**DATASET CONTENT**
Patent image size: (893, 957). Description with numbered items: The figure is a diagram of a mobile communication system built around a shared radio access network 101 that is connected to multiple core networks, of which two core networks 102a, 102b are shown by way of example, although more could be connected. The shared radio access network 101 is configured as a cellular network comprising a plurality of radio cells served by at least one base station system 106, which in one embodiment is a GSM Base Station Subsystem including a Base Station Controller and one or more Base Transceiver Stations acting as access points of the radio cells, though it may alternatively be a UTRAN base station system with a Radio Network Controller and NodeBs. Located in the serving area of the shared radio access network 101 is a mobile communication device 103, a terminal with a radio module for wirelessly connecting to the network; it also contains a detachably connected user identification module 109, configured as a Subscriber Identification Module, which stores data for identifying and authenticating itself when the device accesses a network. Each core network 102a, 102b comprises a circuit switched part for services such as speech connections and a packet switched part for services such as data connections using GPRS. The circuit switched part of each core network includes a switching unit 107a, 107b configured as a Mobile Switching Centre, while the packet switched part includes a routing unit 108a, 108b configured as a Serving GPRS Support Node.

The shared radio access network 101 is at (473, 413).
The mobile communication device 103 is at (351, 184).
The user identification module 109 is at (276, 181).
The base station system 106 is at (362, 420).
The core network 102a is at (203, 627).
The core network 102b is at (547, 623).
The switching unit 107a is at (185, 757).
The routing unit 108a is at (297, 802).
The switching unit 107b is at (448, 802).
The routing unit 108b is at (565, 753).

**PROBLEM STATEMENT**
Exactly as given, repeat each line above.

**REPLY TO THE TASK**
Patent image size: (893, 957). Description with numbered items: The figure is a diagram of a mobile communication system built around a shared radio access network 101 that is connected to multiple core networks, of which two core networks 102a, 102b are shown by way of example, although more could be connected. The shared radio access network 101 is configured as a cellular network comprising a plurality of radio cells served by at least one base station system 106, which in one embodiment is a GSM Base Station Subsystem including a Base Station Controller and one or more Base Transceiver Stations acting as access points of the radio cells, though it may alternatively be a UTRAN base station system with a Radio Network Controller and NodeBs. Located in the serving area of the shared radio access network 101 is a mobile communication device 103, a terminal with a radio module for wirelessly connecting to the network; it also contains a detachably connected user identification module 109, configured as a Subscriber Identification Module, which stores data for identifying and authenticating itself when the device accesses a network. Each core network 102a, 102b comprises a circuit switched part for services such as speech connections and a packet switched part for services such as data connections using GPRS. The circuit switched part of each core network includes a switching unit 107a, 107b configured as a Mobile Switching Centre, while the packet switched part includes a routing unit 108a, 108b configured as a Serving GPRS Support Node.

The shared radio access network 101 is at (473, 413).
The mobile communication device 103 is at (351, 184).
The user identification module 109 is at (276, 181).
The base station system 106 is at (362, 420).
The core network 102a is at (203, 627).
The core network 102b is at (547, 623).
The switching unit 107a is at (185, 757).
The routing unit 108a is at (297, 802).
The switching unit 107b is at (448, 802).
The routing unit 108b is at (565, 753).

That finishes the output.